** Given passage **
When you begin a new program your children may just love it and are cooperative immediately, or they may not like to see such changes coming about.  To reinforce the “why” behind your desire for wanting to put this Plan of Action into place, stop a moment and just listen to the conversations going on in your home.  This will tell you so much about the level of peacefulness you already have in your environment.

I invite you to go back and read the very first blog I wrote on my site, which was in 2011.  The title of it is: Being with Children: When to Act!  When to Be Silent. This gives you some ideas on the observation process. 

FAMILY MEETING:  Plan a family meeting. Bring some specifics about the things you heard your children saying during your observation, to the family meeting. Did you see the children automatically practicing one of your Family Values when you were listening? For example, if one of your Family Values is “Kindness” did you observe the children speaking with kindness?  If so, discuss this with your children.  Brainstorm additional ways this quality can be used within the home and outside of the home.  If you feel this value needs to be strengthened, continue working on it. Perhaps have the children act out additional ways of being kind. 

If you feel the children have really learned to be Kind in most of their interactions, applaud them and applaud the Value of Kindness.  You might say, "Yeah, for Kindness! The Nelson family knows how to be kind very well!"

NOTE:  See “Action Time” below for a fun project to recognize the values your children have learned to use. 

Choose another one of our Family Values to work on this week. Brainstorm how it can be put into action.  Share ideas.

If you heard put down’s and arguing, choose a Family Value that you want to promote this week such as,   “Cooperation” or “Kindness”.  Have the children act it out again. (You can never do this TOO much!) Have the children talk about their feelings when they are treated in an unkind way, such as with harsh words or having something  grabbed out of their hands.

** Data lines **
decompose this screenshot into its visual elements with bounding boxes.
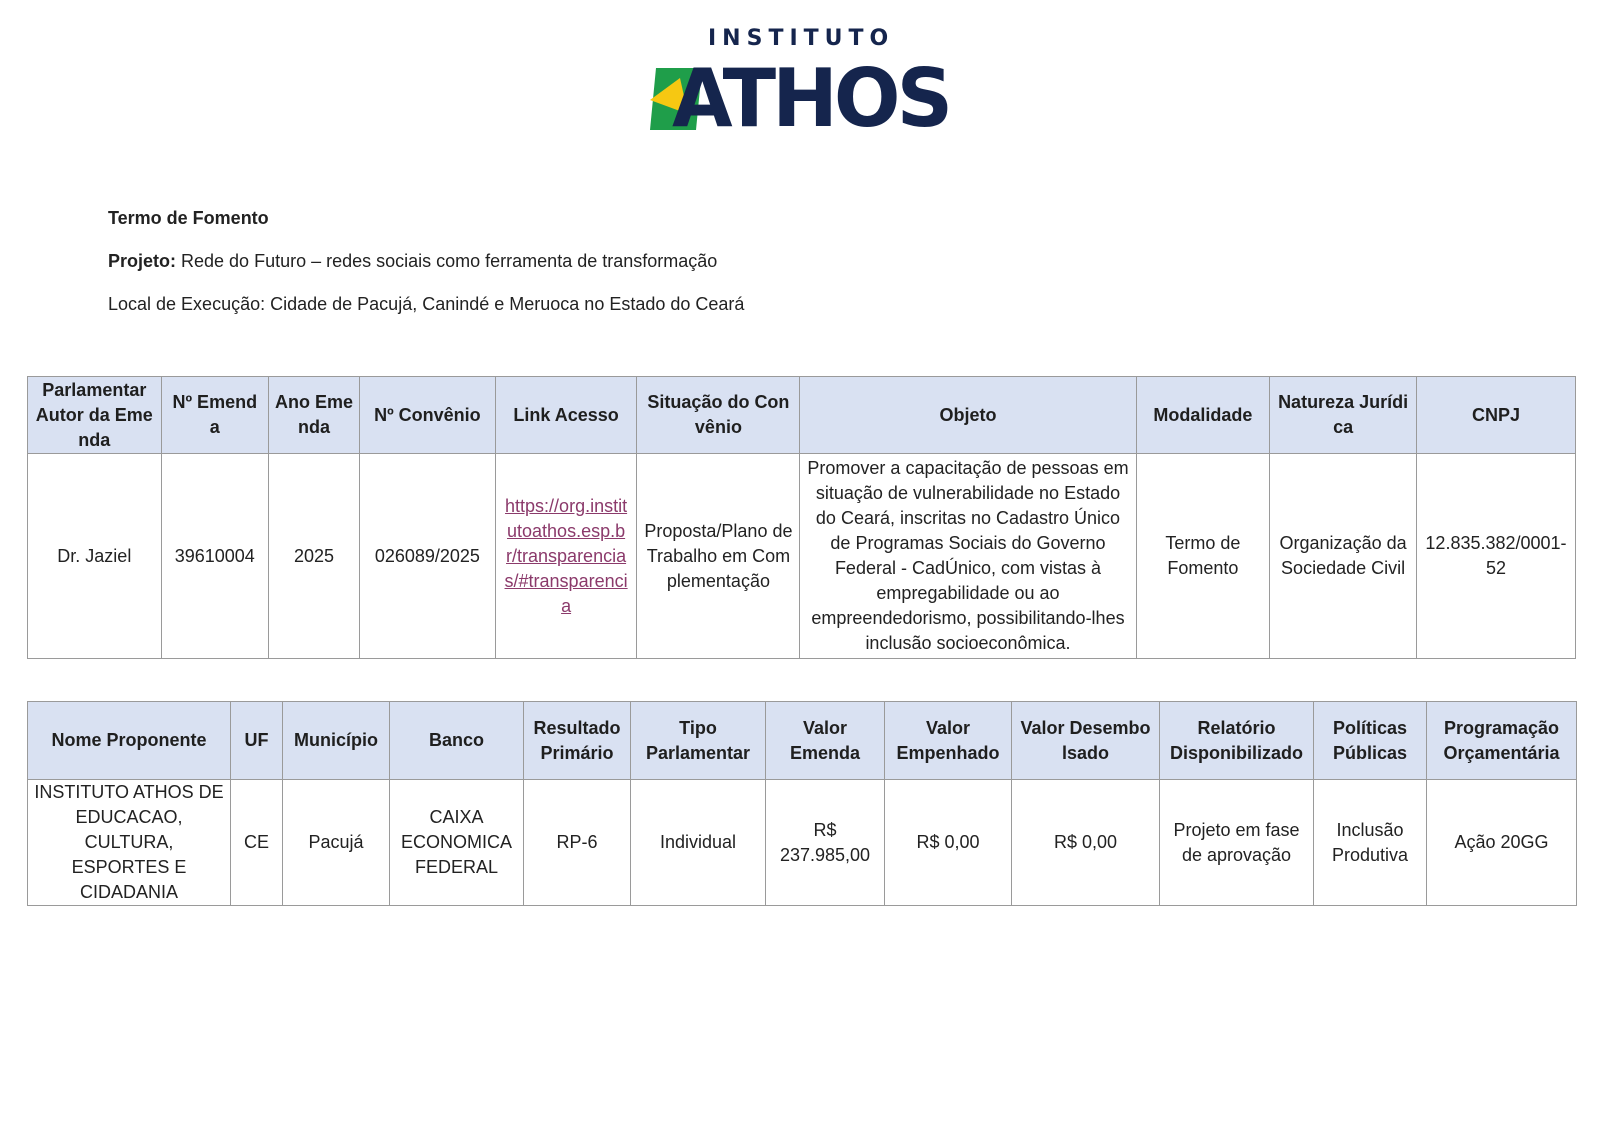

** Exercises **
1. Reproduce the part of the family values passage that opens with the words containing "I invite you" and closes with "the observation process.".
2. In the family values passage, what is the title of the very first blog written on the site?
The lines that come after the family values passage aren't needed here.

** Task-by-task outputs **
1.
I invite you to go back and read the very first blog I wrote on my site, which was in 2011.  The title of it is: Being with Children: When to Act!  When to Be Silent. This gives you some ideas on the observation process.

2. Being with Children: When to Act! When to Be Silent.